*Stated exercise*:
Rewrite the rows below, replacing every "bounding box" with "enclosing box" and leaving everything else unchanged. Leave the pictures out.

*Material to process*:

________________________

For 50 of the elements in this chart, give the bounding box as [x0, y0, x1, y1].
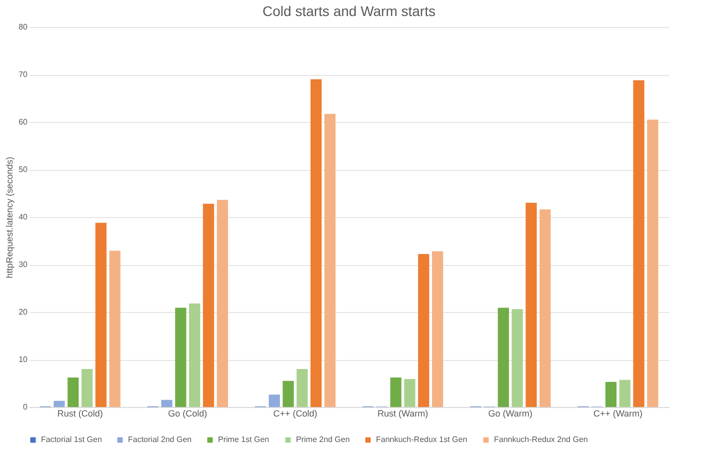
bar	[81, 369, 93, 407]
bar	[404, 378, 416, 407]
x-tick-label: C++ (Warm)	[593, 408, 642, 418]
y-tick-label: 30	[18, 260, 28, 269]
legend-label: Fannkuch-Redux 2nd Gen	[494, 435, 588, 444]
y-tick-label: 70	[18, 70, 28, 79]
bar	[202, 204, 214, 407]
bar	[540, 209, 551, 407]
bar	[310, 79, 322, 407]
legend-label: Factorial 2nd Gen	[128, 435, 192, 444]
legend-label: Prime 2nd Gen	[296, 435, 350, 444]
bar	[189, 303, 200, 407]
y-tick-label: 10	[18, 355, 28, 364]
y-axis-title: httpRequest.latency (seconds)	[4, 156, 15, 278]
bar	[296, 369, 308, 407]
legend-label: Factorial 1st Gen	[41, 435, 102, 444]
y-tick-label: 80	[18, 22, 28, 32]
bar	[526, 202, 537, 407]
x-tick-label: Go (Cold)	[168, 408, 208, 418]
bar	[432, 251, 444, 407]
y-tick-label: 50	[18, 165, 28, 174]
bar	[95, 222, 107, 407]
bar	[498, 308, 509, 407]
bar	[54, 400, 65, 407]
bar	[512, 309, 523, 407]
y-tick-label: 0	[23, 402, 28, 412]
y-tick-label: 40	[18, 212, 28, 222]
bar	[605, 382, 617, 407]
chart-title: Cold starts and Warm starts	[262, 3, 436, 19]
legend-label: Fannkuch-Redux 1st Gen	[376, 435, 468, 444]
bar	[633, 80, 644, 407]
x-tick-label: C++ (Cold)	[273, 408, 318, 418]
bar	[418, 254, 430, 407]
bar	[175, 308, 186, 407]
bar	[161, 400, 172, 407]
bar	[216, 200, 228, 407]
x-tick-label: Rust (Warm)	[377, 408, 428, 418]
y-tick-label: 60	[18, 118, 28, 126]
bar	[109, 250, 120, 407]
legend-label: Prime 1st Gen	[218, 435, 270, 444]
x-tick-label: Rust (Cold)	[57, 408, 103, 418]
bar	[324, 114, 336, 407]
bar	[647, 120, 658, 407]
bar	[619, 380, 630, 407]
bar	[282, 380, 294, 407]
bar	[268, 394, 280, 407]
bar	[68, 378, 79, 407]
bar	[390, 378, 402, 407]
x-tick-label: Go (Warm)	[488, 408, 532, 418]
y-tick-label: 20	[18, 308, 28, 316]
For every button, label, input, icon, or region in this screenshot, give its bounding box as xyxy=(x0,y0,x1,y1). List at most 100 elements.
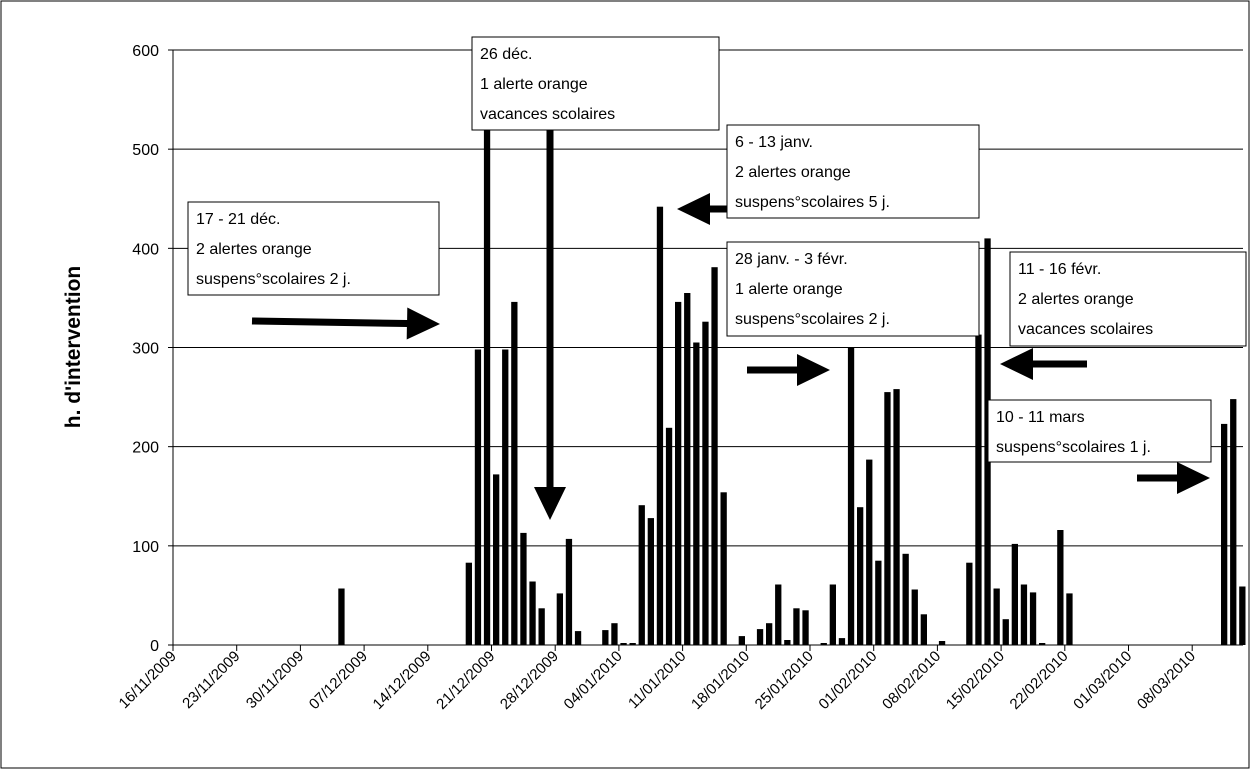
annotations: 17 - 21 déc. 2 alertes orange suspens°scol… xyxy=(187,36,1247,463)
arrow xyxy=(251,307,440,340)
arrow xyxy=(747,354,830,386)
bar xyxy=(511,301,518,645)
bar xyxy=(556,593,563,645)
annotation-box: 10 - 11 mars suspens°scolaires 1 j. xyxy=(987,399,1212,463)
bar xyxy=(483,111,491,645)
annotation-text: 10 - 11 mars xyxy=(996,409,1085,426)
annotation-frame xyxy=(726,124,980,219)
bar xyxy=(574,631,582,645)
annotation-text: vacances scolaires xyxy=(480,106,615,123)
y-tick-label: 300 xyxy=(132,341,159,358)
bar xyxy=(638,505,645,645)
annotation-box: 26 déc. 1 alerte orange vacances scolaires xyxy=(471,36,720,131)
annotation-text: suspens°scolaires 1 j. xyxy=(996,439,1151,456)
bar xyxy=(866,459,873,645)
annotation-text: 11 - 16 févr. xyxy=(1018,261,1101,278)
bar xyxy=(611,623,618,645)
annotation-text: 26 déc. xyxy=(480,46,532,63)
bar xyxy=(775,584,782,645)
bar xyxy=(1002,619,1009,645)
arrow xyxy=(534,125,566,520)
bar xyxy=(802,610,809,645)
bar xyxy=(875,560,882,645)
bar xyxy=(820,643,827,645)
annotation-text: 17 - 21 déc. xyxy=(196,211,281,228)
bar xyxy=(1066,593,1073,645)
bar xyxy=(338,588,345,645)
bar xyxy=(702,321,709,645)
bar xyxy=(1230,399,1237,645)
bar xyxy=(993,588,1000,645)
bar xyxy=(647,518,654,645)
annotation-text: 1 alerte orange xyxy=(480,76,588,93)
bar xyxy=(720,492,727,645)
arrow xyxy=(1137,462,1210,494)
annotation-text: 2 alertes orange xyxy=(1018,291,1134,308)
annotation-text: suspens°scolaires 5 j. xyxy=(735,194,890,211)
bar xyxy=(847,347,855,645)
bar xyxy=(629,643,636,645)
annotation-frame xyxy=(1009,251,1247,347)
bar xyxy=(893,389,900,645)
bar xyxy=(520,532,527,645)
bar xyxy=(793,608,800,645)
y-tick-label: 200 xyxy=(132,440,159,457)
bar xyxy=(766,623,773,645)
bar xyxy=(675,301,682,645)
bars xyxy=(338,111,1246,645)
annotation-text: vacances scolaires xyxy=(1018,321,1153,338)
bar xyxy=(756,629,764,645)
bar xyxy=(529,581,536,645)
y-tick-label: 500 xyxy=(132,142,159,159)
bar xyxy=(857,507,864,645)
bar xyxy=(474,349,482,645)
bar xyxy=(1239,586,1246,645)
bar xyxy=(1029,592,1037,645)
annotation-frame xyxy=(471,36,720,131)
bar xyxy=(938,641,946,645)
annotation-box: 6 - 13 janv. 2 alertes orange suspens°scol… xyxy=(726,124,980,219)
annotation-text: 2 alertes orange xyxy=(735,164,851,181)
y-tick-label: 0 xyxy=(150,638,159,655)
bar xyxy=(784,640,791,645)
y-tick-label: 600 xyxy=(132,43,159,60)
annotation-frame xyxy=(726,241,980,337)
y-tick-label: 100 xyxy=(132,539,159,556)
y-axis-label: h. d'intervention xyxy=(62,266,85,429)
bar xyxy=(602,630,609,645)
bar xyxy=(829,584,836,645)
annotation-text: suspens°scolaires 2 j. xyxy=(735,311,890,328)
annotation-box: 11 - 16 févr. 2 alertes orange vacances sc… xyxy=(1009,251,1247,347)
annotation-text: 6 - 13 janv. xyxy=(735,134,813,151)
bar xyxy=(838,638,846,645)
bar xyxy=(693,342,700,645)
bar xyxy=(620,643,627,645)
bar xyxy=(1011,543,1018,645)
y-tick-label: 400 xyxy=(132,241,159,258)
annotation-frame xyxy=(987,399,1212,463)
bar xyxy=(975,334,982,645)
annotation-text: 1 alerte orange xyxy=(735,281,843,298)
bar xyxy=(884,392,891,645)
bar xyxy=(911,589,918,645)
bar xyxy=(966,562,973,645)
bar xyxy=(711,267,718,645)
bar xyxy=(1221,423,1228,645)
annotation-box: 28 janv. - 3 févr. 1 alerte orange suspens… xyxy=(726,241,980,337)
arrow xyxy=(1000,348,1087,380)
bar xyxy=(1057,530,1064,645)
bar xyxy=(665,427,673,645)
bar xyxy=(565,538,573,645)
bar xyxy=(502,349,509,645)
annotation-text: suspens°scolaires 2 j. xyxy=(196,271,351,288)
bar xyxy=(920,614,927,645)
annotation-box: 17 - 21 déc. 2 alertes orange suspens°scol… xyxy=(187,201,440,296)
bar xyxy=(738,636,745,645)
bar xyxy=(538,608,545,645)
bar xyxy=(465,562,472,645)
annotation-text: 2 alertes orange xyxy=(196,241,312,258)
bar xyxy=(902,553,909,645)
bar xyxy=(656,206,664,645)
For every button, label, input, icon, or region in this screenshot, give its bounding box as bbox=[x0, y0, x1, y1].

________________________

*Task output*:
For 50 of the elements in this chart, give the enclosing box as [x0, y0, x1, y1].
bar	[81, 369, 93, 407]
bar	[404, 378, 416, 407]
x-tick-label: C++ (Warm)	[593, 408, 642, 418]
y-tick-label: 30	[18, 260, 28, 269]
legend-label: Fannkuch-Redux 2nd Gen	[494, 435, 588, 444]
y-tick-label: 70	[18, 70, 28, 79]
bar	[202, 204, 214, 407]
bar	[540, 209, 551, 407]
bar	[310, 79, 322, 407]
legend-label: Factorial 2nd Gen	[128, 435, 192, 444]
legend-label: Prime 2nd Gen	[296, 435, 350, 444]
bar	[189, 303, 200, 407]
y-tick-label: 10	[18, 355, 28, 364]
y-axis-title: httpRequest.latency (seconds)	[4, 156, 15, 278]
bar	[296, 369, 308, 407]
legend-label: Factorial 1st Gen	[41, 435, 102, 444]
y-tick-label: 80	[18, 22, 28, 32]
bar	[526, 202, 537, 407]
x-tick-label: Go (Cold)	[168, 408, 208, 418]
bar	[432, 251, 444, 407]
y-tick-label: 50	[18, 165, 28, 174]
bar	[95, 222, 107, 407]
bar	[498, 308, 509, 407]
bar	[54, 400, 65, 407]
bar	[512, 309, 523, 407]
y-tick-label: 0	[23, 402, 28, 412]
y-tick-label: 40	[18, 212, 28, 222]
bar	[605, 382, 617, 407]
chart-title: Cold starts and Warm starts	[262, 3, 436, 19]
legend-label: Fannkuch-Redux 1st Gen	[376, 435, 468, 444]
bar	[633, 80, 644, 407]
x-tick-label: C++ (Cold)	[273, 408, 318, 418]
bar	[418, 254, 430, 407]
bar	[175, 308, 186, 407]
bar	[161, 400, 172, 407]
bar	[216, 200, 228, 407]
x-tick-label: Rust (Warm)	[377, 408, 428, 418]
y-tick-label: 60	[18, 118, 28, 126]
bar	[109, 250, 120, 407]
legend-label: Prime 1st Gen	[218, 435, 270, 444]
x-tick-label: Rust (Cold)	[57, 408, 103, 418]
bar	[324, 114, 336, 407]
bar	[647, 120, 658, 407]
bar	[619, 380, 630, 407]
bar	[282, 380, 294, 407]
bar	[268, 394, 280, 407]
bar	[68, 378, 79, 407]
bar	[390, 378, 402, 407]
x-tick-label: Go (Warm)	[488, 408, 532, 418]
y-tick-label: 20	[18, 308, 28, 316]
For every button, label, input, icon, or region in this screenshot, give its enclosing box as xyxy=(x0,y0,x1,y1). List at most 100 elements.
annotations: 17 - 21 déc. 2 alertes orange suspens°scol… xyxy=(187,36,1247,463)
arrow xyxy=(251,307,440,340)
arrow xyxy=(747,354,830,386)
bar xyxy=(511,301,518,645)
bar xyxy=(556,593,563,645)
annotation-box: 10 - 11 mars suspens°scolaires 1 j. xyxy=(987,399,1212,463)
bar xyxy=(483,111,491,645)
annotation-text: 10 - 11 mars xyxy=(996,409,1085,426)
annotation-frame xyxy=(726,124,980,219)
bar xyxy=(574,631,582,645)
annotation-text: vacances scolaires xyxy=(480,106,615,123)
y-tick-label: 300 xyxy=(132,341,159,358)
bar xyxy=(638,505,645,645)
annotation-box: 26 déc. 1 alerte orange vacances scolaires xyxy=(471,36,720,131)
annotation-text: suspens°scolaires 1 j. xyxy=(996,439,1151,456)
bar xyxy=(866,459,873,645)
annotation-text: 11 - 16 févr. xyxy=(1018,261,1101,278)
bar xyxy=(611,623,618,645)
annotation-text: 26 déc. xyxy=(480,46,532,63)
bar xyxy=(775,584,782,645)
bar xyxy=(1002,619,1009,645)
arrow xyxy=(534,125,566,520)
bar xyxy=(802,610,809,645)
bar xyxy=(875,560,882,645)
bar xyxy=(820,643,827,645)
annotation-text: 17 - 21 déc. xyxy=(196,211,281,228)
bar xyxy=(1066,593,1073,645)
bar xyxy=(338,588,345,645)
bar xyxy=(702,321,709,645)
bar xyxy=(1230,399,1237,645)
bar xyxy=(993,588,1000,645)
bar xyxy=(647,518,654,645)
annotation-text: 1 alerte orange xyxy=(480,76,588,93)
bar xyxy=(720,492,727,645)
arrow xyxy=(1137,462,1210,494)
annotation-text: 2 alertes orange xyxy=(1018,291,1134,308)
annotation-text: suspens°scolaires 5 j. xyxy=(735,194,890,211)
bar xyxy=(847,347,855,645)
bar xyxy=(629,643,636,645)
annotation-frame xyxy=(1009,251,1247,347)
bar xyxy=(893,389,900,645)
bar xyxy=(520,532,527,645)
bar xyxy=(793,608,800,645)
y-tick-label: 200 xyxy=(132,440,159,457)
bar xyxy=(766,623,773,645)
bar xyxy=(675,301,682,645)
bars xyxy=(338,111,1246,645)
annotation-text: vacances scolaires xyxy=(1018,321,1153,338)
bar xyxy=(756,629,764,645)
bar xyxy=(529,581,536,645)
y-tick-label: 500 xyxy=(132,142,159,159)
bar xyxy=(857,507,864,645)
bar xyxy=(474,349,482,645)
bar xyxy=(1239,586,1246,645)
bar xyxy=(1029,592,1037,645)
annotation-frame xyxy=(471,36,720,131)
bar xyxy=(938,641,946,645)
annotation-box: 6 - 13 janv. 2 alertes orange suspens°scol… xyxy=(726,124,980,219)
annotation-text: 2 alertes orange xyxy=(735,164,851,181)
y-tick-label: 0 xyxy=(150,638,159,655)
bar xyxy=(784,640,791,645)
y-tick-label: 600 xyxy=(132,43,159,60)
annotation-frame xyxy=(726,241,980,337)
y-tick-label: 100 xyxy=(132,539,159,556)
y-axis-label: h. d'intervention xyxy=(62,266,85,429)
bar xyxy=(602,630,609,645)
bar xyxy=(829,584,836,645)
annotation-text: suspens°scolaires 2 j. xyxy=(735,311,890,328)
annotation-box: 11 - 16 févr. 2 alertes orange vacances sc… xyxy=(1009,251,1247,347)
annotation-text: 6 - 13 janv. xyxy=(735,134,813,151)
bar xyxy=(838,638,846,645)
bar xyxy=(693,342,700,645)
bar xyxy=(620,643,627,645)
bar xyxy=(1011,543,1018,645)
y-tick-label: 400 xyxy=(132,241,159,258)
annotation-frame xyxy=(987,399,1212,463)
bar xyxy=(975,334,982,645)
annotation-text: 1 alerte orange xyxy=(735,281,843,298)
bar xyxy=(884,392,891,645)
bar xyxy=(911,589,918,645)
bar xyxy=(966,562,973,645)
bar xyxy=(711,267,718,645)
bar xyxy=(1221,423,1228,645)
annotation-box: 28 janv. - 3 févr. 1 alerte orange suspens… xyxy=(726,241,980,337)
arrow xyxy=(1000,348,1087,380)
bar xyxy=(1057,530,1064,645)
bar xyxy=(665,427,673,645)
bar xyxy=(565,538,573,645)
bar xyxy=(502,349,509,645)
annotation-text: suspens°scolaires 2 j. xyxy=(196,271,351,288)
bar xyxy=(920,614,927,645)
annotation-box: 17 - 21 déc. 2 alertes orange suspens°scol… xyxy=(187,201,440,296)
bar xyxy=(738,636,745,645)
bar xyxy=(538,608,545,645)
bar xyxy=(465,562,472,645)
annotation-text: 2 alertes orange xyxy=(196,241,312,258)
bar xyxy=(902,553,909,645)
bar xyxy=(656,206,664,645)
For every button, label, input, icon, or region in this screenshot, give its enclosing box as bbox=[x0, y0, x1, y1].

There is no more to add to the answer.